**WHAT THE EXERCISE ASKS:** Could you write out the records below exactly as they appear, leaving out any pictures?
──────── RECORD SET
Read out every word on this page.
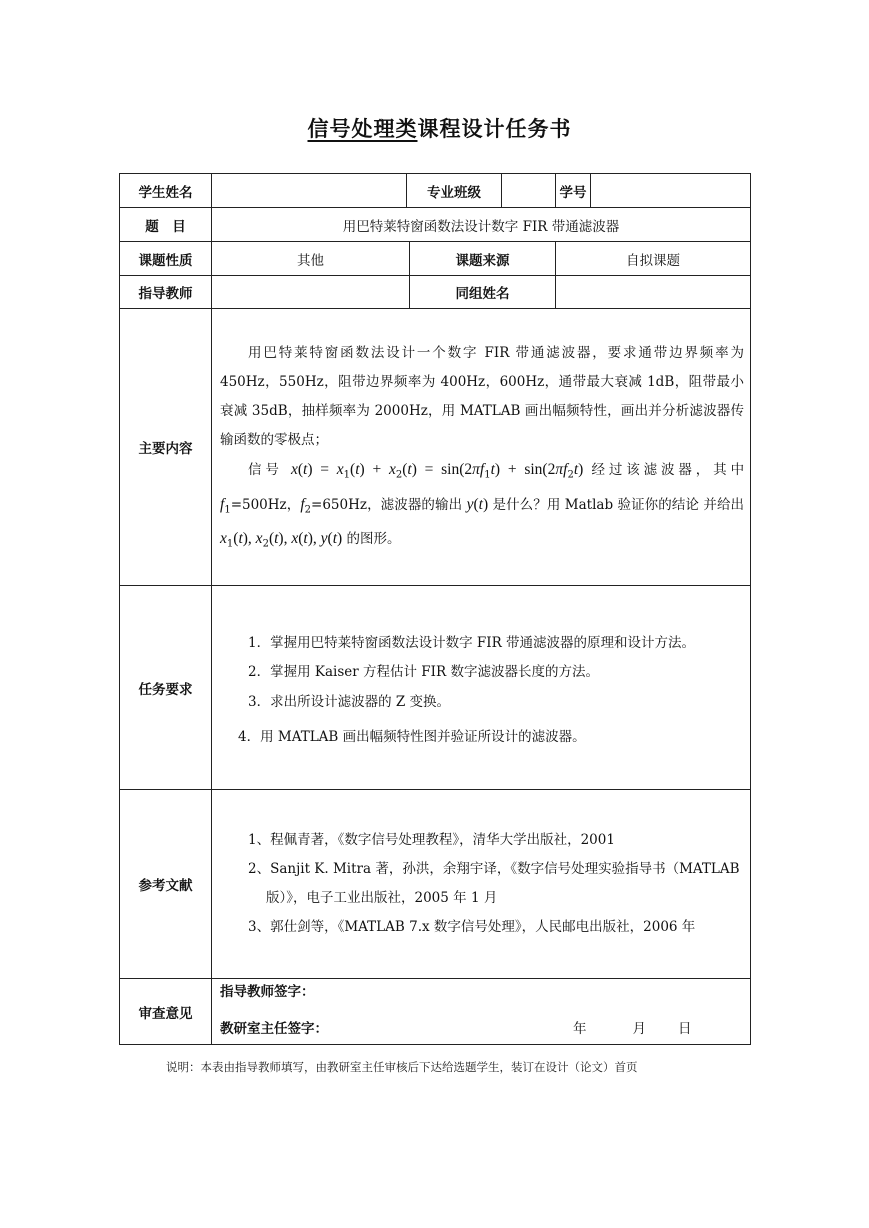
信号处理类课程设计任务书
学生姓名		专业班级			学号	
题　目	用巴特莱特窗函数法设计数字 FIR 带通滤波器					
课题性质	其他		课题来源		自拟课题	
指导教师			同组姓名			
主要内容	用巴特莱特窗函数法设计一个数字 FIR 带通滤波器，要求通带边界频率为 450Hz，550Hz，阻带边界频率为 400Hz，600Hz，通带最大衰减 1dB，阻带最小衰减 35dB，抽样频率为 2000Hz，用 MATLAB 画出幅频特性，画出并分析滤波器传输函数的零极点；
信号 $x(t) = x_1(t) + x_2(t) = \sin(2\pi f_1t) + \sin(2\pi f_2t)$ 经过该滤波器，其中 $f_1=500Hz$，$f_2=650Hz$，滤波器的输出 y(t) 是什么？用 Matlab 验证你的结论 并给出 $x_1(t)$, $x_2(t)$, x(t), y(t) 的图形。					

任务要求	1．掌握用巴特莱特窗函数法设计数字 FIR 带通滤波器的原理和设计方法。
2．掌握用 Kaiser 方程估计 FIR 数字滤波器长度的方法。
3．求出所设计滤波器的 Z 变换。
4．用 MATLAB 画出幅频特性图并验证所设计的滤波器。					

参考文献	1、程佩青著，《数字信号处理教程》，清华大学出版社，2001
2、Sanjit K. Mitra 著，孙洪，余翔宇译，《数字信号处理实验指导书（MATLAB
版）》，电子工业出版社，2005 年 1 月
3、郭仕剑等，《MATLAB 7.x 数字信号处理》，人民邮电出版社，2006 年					

审查意见	指导教师签字：
教研室主任签字： 年 月 日					
说明：本表由指导教师填写，由教研室主任审核后下达给选题学生，装订在设计（论文）首页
────────────────
**FULL RESPONSE:**
Read out every word on this page.
信号处理类课程设计任务书
学生姓名		专业班级			学号	
题　目	用巴特莱特窗函数法设计数字 FIR 带通滤波器					
课题性质	其他		课题来源		自拟课题	
指导教师			同组姓名			
主要内容	用巴特莱特窗函数法设计一个数字 FIR 带通滤波器，要求通带边界频率为 450Hz，550Hz，阻带边界频率为 400Hz，600Hz，通带最大衰减 1dB，阻带最小衰减 35dB，抽样频率为 2000Hz，用 MATLAB 画出幅频特性，画出并分析滤波器传输函数的零极点；
信号 $x(t) = x_1(t) + x_2(t) = \sin(2\pi f_1t) + \sin(2\pi f_2t)$ 经过该滤波器，其中 $f_1=500Hz$，$f_2=650Hz$，滤波器的输出 y(t) 是什么？用 Matlab 验证你的结论 并给出 $x_1(t)$, $x_2(t)$, x(t), y(t) 的图形。					

任务要求	1．掌握用巴特莱特窗函数法设计数字 FIR 带通滤波器的原理和设计方法。
2．掌握用 Kaiser 方程估计 FIR 数字滤波器长度的方法。
3．求出所设计滤波器的 Z 变换。
4．用 MATLAB 画出幅频特性图并验证所设计的滤波器。					

参考文献	1、程佩青著，《数字信号处理教程》，清华大学出版社，2001
2、Sanjit K. Mitra 著，孙洪，余翔宇译，《数字信号处理实验指导书（MATLAB
版）》，电子工业出版社，2005 年 1 月
3、郭仕剑等，《MATLAB 7.x 数字信号处理》，人民邮电出版社，2006 年					

审查意见	指导教师签字：
教研室主任签字： 年 月 日					
说明：本表由指导教师填写，由教研室主任审核后下达给选题学生，装订在设计（论文）首页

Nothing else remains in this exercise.